Tally the lines that hold the string "LCData", and reply with the count alone.

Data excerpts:
▼

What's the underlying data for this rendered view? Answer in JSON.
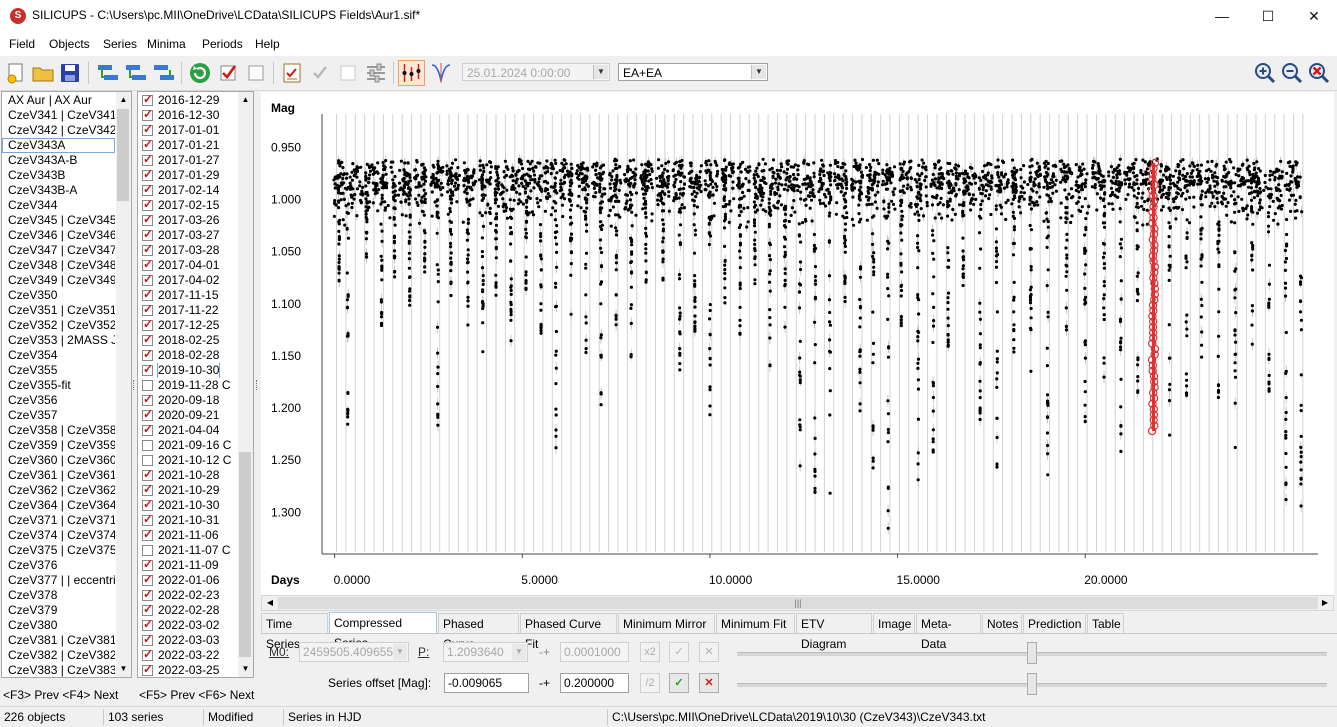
{
  "window": {
    "title": "SILICUPS - C:\\Users\\pc.MII\\OneDrive\\LCData\\SILICUPS Fields\\Aur1.sif*"
  },
  "menu": [
    "Field",
    "Objects",
    "Series",
    "Minima",
    "Periods",
    "Help"
  ],
  "toolbar": {
    "date_value": "25.01.2024   0:00:00",
    "filter_value": "EA+EA"
  },
  "objects": {
    "items": [
      "AX Aur | AX Aur",
      "CzeV341 | CzeV341",
      "CzeV342 | CzeV342",
      "CzeV343A",
      "CzeV343A-B",
      "CzeV343B",
      "CzeV343B-A",
      "CzeV344",
      "CzeV345 | CzeV345",
      "CzeV346 | CzeV346 |",
      "CzeV347 | CzeV347",
      "CzeV348 | CzeV348",
      "CzeV349 | CzeV349",
      "CzeV350",
      "CzeV351 | CzeV351",
      "CzeV352 | CzeV352",
      "CzeV353 | 2MASS J05",
      "CzeV354",
      "CzeV355",
      "CzeV355-fit",
      "CzeV356",
      "CzeV357",
      "CzeV358 | CzeV358",
      "CzeV359 | CzeV359",
      "CzeV360 | CzeV360",
      "CzeV361 | CzeV361",
      "CzeV362 | CzeV362",
      "CzeV364 | CzeV364 |",
      "CzeV371 | CzeV371",
      "CzeV374 | CzeV374",
      "CzeV375 | CzeV375",
      "CzeV376",
      "CzeV377 | | eccentric",
      "CzeV378",
      "CzeV379",
      "CzeV380",
      "CzeV381 | CzeV381",
      "CzeV382 | CzeV382",
      "CzeV383 | CzeV383"
    ],
    "nav": "<F3> Prev <F4> Next"
  },
  "series": {
    "items": [
      {
        "label": "2016-12-29",
        "checked": true
      },
      {
        "label": "2016-12-30",
        "checked": true
      },
      {
        "label": "2017-01-01",
        "checked": true
      },
      {
        "label": "2017-01-21",
        "checked": true
      },
      {
        "label": "2017-01-27",
        "checked": true
      },
      {
        "label": "2017-01-29",
        "checked": true
      },
      {
        "label": "2017-02-14",
        "checked": true
      },
      {
        "label": "2017-02-15",
        "checked": true
      },
      {
        "label": "2017-03-26",
        "checked": true
      },
      {
        "label": "2017-03-27",
        "checked": true
      },
      {
        "label": "2017-03-28",
        "checked": true
      },
      {
        "label": "2017-04-01",
        "checked": true
      },
      {
        "label": "2017-04-02",
        "checked": true
      },
      {
        "label": "2017-11-15",
        "checked": true
      },
      {
        "label": "2017-11-22",
        "checked": true
      },
      {
        "label": "2017-12-25",
        "checked": true
      },
      {
        "label": "2018-02-25",
        "checked": true
      },
      {
        "label": "2018-02-28",
        "checked": true
      },
      {
        "label": "2019-10-30",
        "checked": true
      },
      {
        "label": "2019-11-28 C",
        "checked": false
      },
      {
        "label": "2020-09-18",
        "checked": true
      },
      {
        "label": "2020-09-21",
        "checked": true
      },
      {
        "label": "2021-04-04",
        "checked": true
      },
      {
        "label": "2021-09-16 C",
        "checked": false
      },
      {
        "label": "2021-10-12 C",
        "checked": false
      },
      {
        "label": "2021-10-28",
        "checked": true
      },
      {
        "label": "2021-10-29",
        "checked": true
      },
      {
        "label": "2021-10-30",
        "checked": true
      },
      {
        "label": "2021-10-31",
        "checked": true
      },
      {
        "label": "2021-11-06",
        "checked": true
      },
      {
        "label": "2021-11-07 C",
        "checked": false
      },
      {
        "label": "2021-11-09",
        "checked": true
      },
      {
        "label": "2022-01-06",
        "checked": true
      },
      {
        "label": "2022-02-23",
        "checked": true
      },
      {
        "label": "2022-02-28",
        "checked": true
      },
      {
        "label": "2022-03-02",
        "checked": true
      },
      {
        "label": "2022-03-03",
        "checked": true
      },
      {
        "label": "2022-03-22",
        "checked": true
      },
      {
        "label": "2022-03-25",
        "checked": true
      }
    ],
    "nav": "<F5> Prev <F6> Next"
  },
  "chart_data": {
    "type": "scatter",
    "ylabel": "Mag",
    "xlabel": "Days",
    "x_ticks": [
      "0.0000",
      "5.0000",
      "10.0000",
      "15.0000",
      "20.0000"
    ],
    "y_ticks": [
      "0.950",
      "1.000",
      "1.050",
      "1.100",
      "1.150",
      "1.200",
      "1.250",
      "1.300"
    ],
    "xlim": [
      -0.15,
      26.15
    ],
    "ylim": [
      0.918,
      1.338
    ],
    "y_inverted": true,
    "baseline_mag": 0.975,
    "highlighted_series_x": 21.82,
    "highlight_color": "#e03030",
    "point_color": "#000000",
    "minima": [
      {
        "x": 0.12,
        "depth": 1.08
      },
      {
        "x": 0.35,
        "depth": 1.24
      },
      {
        "x": 0.85,
        "depth": 1.06
      },
      {
        "x": 1.25,
        "depth": 1.12
      },
      {
        "x": 1.6,
        "depth": 1.08
      },
      {
        "x": 2.0,
        "depth": 1.11
      },
      {
        "x": 2.4,
        "depth": 1.07
      },
      {
        "x": 2.75,
        "depth": 1.23
      },
      {
        "x": 3.1,
        "depth": 1.1
      },
      {
        "x": 3.55,
        "depth": 1.12
      },
      {
        "x": 3.95,
        "depth": 1.16
      },
      {
        "x": 4.3,
        "depth": 1.1
      },
      {
        "x": 4.7,
        "depth": 1.14
      },
      {
        "x": 5.1,
        "depth": 1.09
      },
      {
        "x": 5.5,
        "depth": 1.13
      },
      {
        "x": 5.9,
        "depth": 1.25
      },
      {
        "x": 6.3,
        "depth": 1.12
      },
      {
        "x": 6.7,
        "depth": 1.15
      },
      {
        "x": 7.1,
        "depth": 1.2
      },
      {
        "x": 7.5,
        "depth": 1.12
      },
      {
        "x": 7.9,
        "depth": 1.17
      },
      {
        "x": 8.3,
        "depth": 1.1
      },
      {
        "x": 8.75,
        "depth": 1.08
      },
      {
        "x": 9.2,
        "depth": 1.19
      },
      {
        "x": 9.6,
        "depth": 1.13
      },
      {
        "x": 10.0,
        "depth": 1.21
      },
      {
        "x": 10.4,
        "depth": 1.1
      },
      {
        "x": 10.8,
        "depth": 1.14
      },
      {
        "x": 11.2,
        "depth": 1.08
      },
      {
        "x": 11.6,
        "depth": 1.16
      },
      {
        "x": 12.0,
        "depth": 1.12
      },
      {
        "x": 12.4,
        "depth": 1.3
      },
      {
        "x": 12.8,
        "depth": 1.28
      },
      {
        "x": 13.2,
        "depth": 1.32
      },
      {
        "x": 13.6,
        "depth": 1.11
      },
      {
        "x": 14.0,
        "depth": 1.21
      },
      {
        "x": 14.35,
        "depth": 1.26
      },
      {
        "x": 14.75,
        "depth": 1.32
      },
      {
        "x": 15.1,
        "depth": 1.12
      },
      {
        "x": 15.55,
        "depth": 1.28
      },
      {
        "x": 15.95,
        "depth": 1.24
      },
      {
        "x": 16.35,
        "depth": 1.15
      },
      {
        "x": 16.75,
        "depth": 1.1
      },
      {
        "x": 17.2,
        "depth": 1.21
      },
      {
        "x": 17.65,
        "depth": 1.27
      },
      {
        "x": 18.1,
        "depth": 1.15
      },
      {
        "x": 18.55,
        "depth": 1.2
      },
      {
        "x": 19.0,
        "depth": 1.28
      },
      {
        "x": 19.5,
        "depth": 1.14
      },
      {
        "x": 20.0,
        "depth": 1.22
      },
      {
        "x": 20.5,
        "depth": 1.17
      },
      {
        "x": 20.95,
        "depth": 1.24
      },
      {
        "x": 21.4,
        "depth": 1.19
      },
      {
        "x": 21.82,
        "depth": 1.22
      },
      {
        "x": 22.25,
        "depth": 1.24
      },
      {
        "x": 22.7,
        "depth": 1.21
      },
      {
        "x": 23.1,
        "depth": 1.17
      },
      {
        "x": 23.55,
        "depth": 1.2
      },
      {
        "x": 24.0,
        "depth": 1.24
      },
      {
        "x": 24.45,
        "depth": 1.16
      },
      {
        "x": 24.9,
        "depth": 1.19
      },
      {
        "x": 25.35,
        "depth": 1.29
      },
      {
        "x": 25.75,
        "depth": 1.33
      }
    ]
  },
  "tabs": [
    "Time Series",
    "Compressed Series",
    "Phased Curve",
    "Phased Curve Fit",
    "Minimum Mirror",
    "Minimum Fit",
    "ETV Diagram",
    "Image",
    "Meta-Data",
    "Notes",
    "Prediction",
    "Table"
  ],
  "active_tab": 1,
  "controls": {
    "m0_label": "M0:",
    "m0_value": "2459505.4096552",
    "p_label": "P:",
    "p_value": "1.2093640",
    "pm1": "-+",
    "p_step": "0.0001000",
    "x2": "x2",
    "offset_label": "Series offset [Mag]:",
    "offset_value": "-0.009065",
    "pm2": "-+",
    "offset_step": "0.200000",
    "div2": "/2"
  },
  "status": {
    "objects": "226 objects",
    "series": "103 series",
    "state": "Modified",
    "time": "Series in HJD",
    "path": "C:\\Users\\pc.MII\\OneDrive\\LCData\\2019\\10\\30 (CzeV343)\\CzeV343.txt"
  }
}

▲

--- SOLUTION ---
2